Each entry below must be repeated exactly, with pictures left out.
== Raw records ==
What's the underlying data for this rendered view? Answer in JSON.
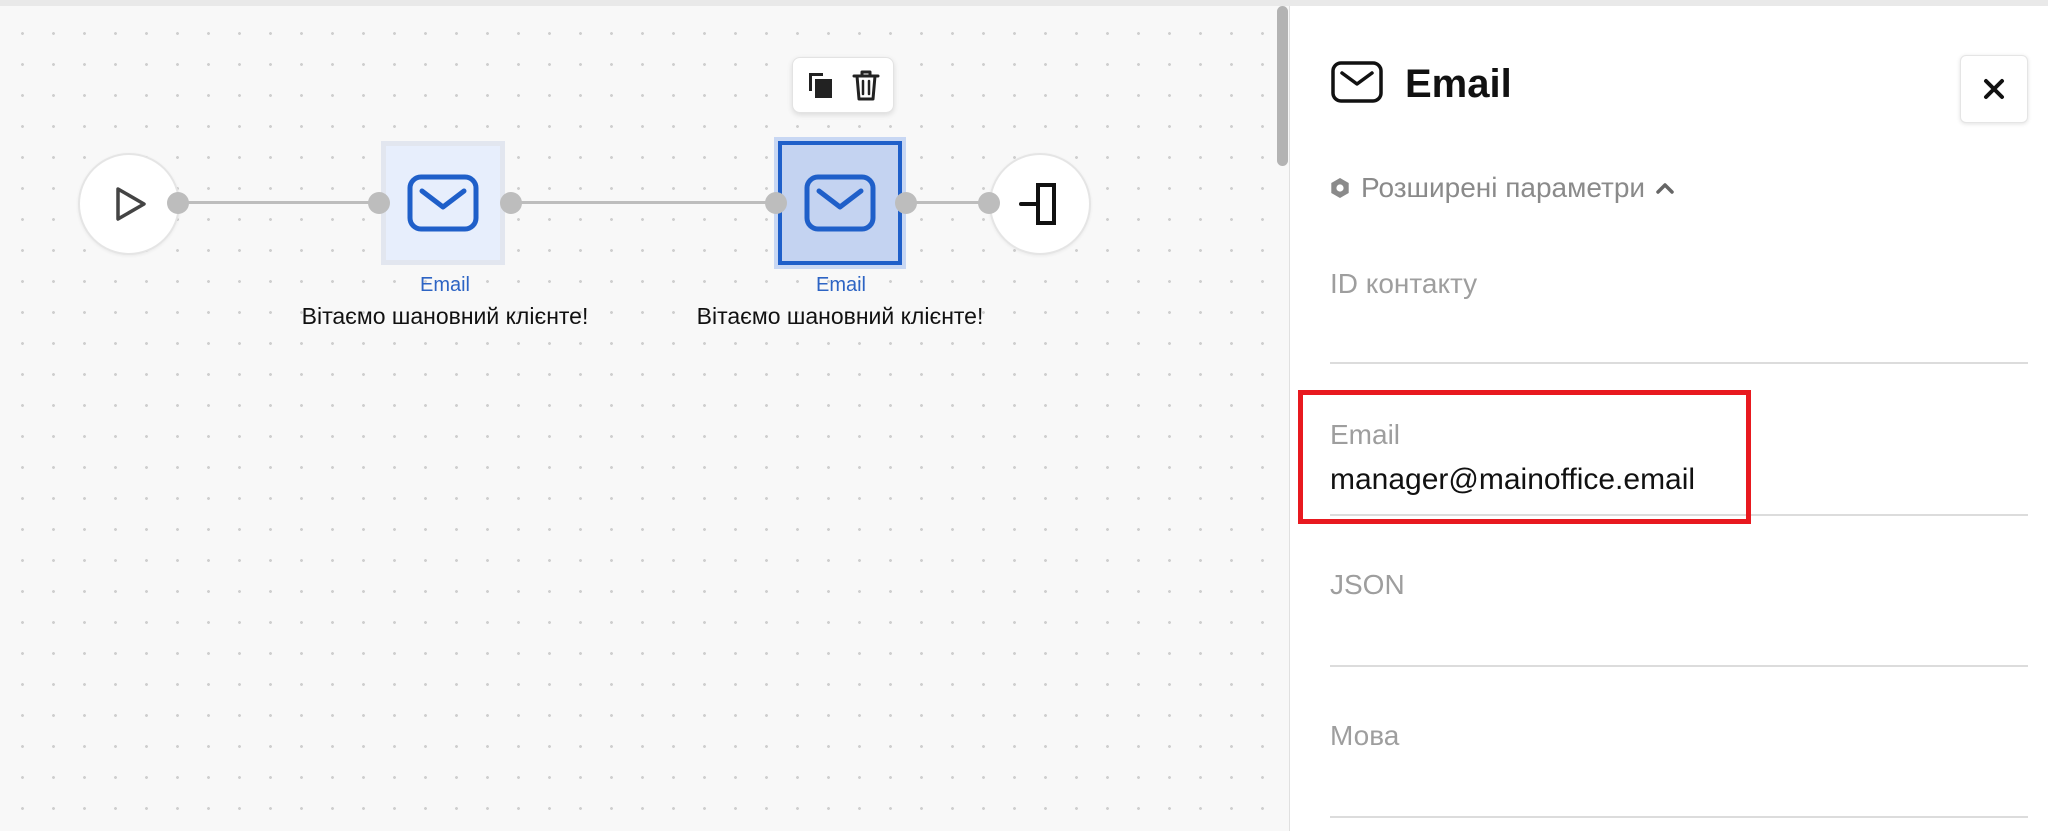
{
  "canvas": {
    "nodes": [
      {
        "type_label": "Email",
        "text": "Вітаємо шановний клієнте!"
      },
      {
        "type_label": "Email",
        "text": "Вітаємо шановний клієнте!"
      }
    ],
    "start_icon": "play-icon",
    "end_icon": "exit-icon",
    "toolbar": {
      "copy_icon": "copy-icon",
      "delete_icon": "trash-icon"
    }
  },
  "panel": {
    "icon": "envelope-icon",
    "title": "Email",
    "close_icon": "close-icon",
    "advanced_params": {
      "label": "Розширені параметри",
      "icon": "gear-icon",
      "toggle_icon": "chevron-up-icon"
    },
    "fields": [
      {
        "label": "ID контакту",
        "value": ""
      },
      {
        "label": "Email",
        "value": "manager@mainoffice.email"
      },
      {
        "label": "JSON",
        "value": ""
      },
      {
        "label": "Мова",
        "value": ""
      }
    ]
  },
  "colors": {
    "accent": "#1f5fc9",
    "highlight": "#e8191f",
    "node_bg": "#e7eefc",
    "node_selected_bg": "#c4d3f1"
  }
}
===
- Solution -
What's the underlying data for this rendered view? Answer in JSON.
{
  "canvas": {
    "nodes": [
      {
        "type_label": "Email",
        "text": "Вітаємо шановний клієнте!"
      },
      {
        "type_label": "Email",
        "text": "Вітаємо шановний клієнте!"
      }
    ],
    "start_icon": "play-icon",
    "end_icon": "exit-icon",
    "toolbar": {
      "copy_icon": "copy-icon",
      "delete_icon": "trash-icon"
    }
  },
  "panel": {
    "icon": "envelope-icon",
    "title": "Email",
    "close_icon": "close-icon",
    "advanced_params": {
      "label": "Розширені параметри",
      "icon": "gear-icon",
      "toggle_icon": "chevron-up-icon"
    },
    "fields": [
      {
        "label": "ID контакту",
        "value": ""
      },
      {
        "label": "Email",
        "value": "manager@mainoffice.email"
      },
      {
        "label": "JSON",
        "value": ""
      },
      {
        "label": "Мова",
        "value": ""
      }
    ]
  },
  "colors": {
    "accent": "#1f5fc9",
    "highlight": "#e8191f",
    "node_bg": "#e7eefc",
    "node_selected_bg": "#c4d3f1"
  }
}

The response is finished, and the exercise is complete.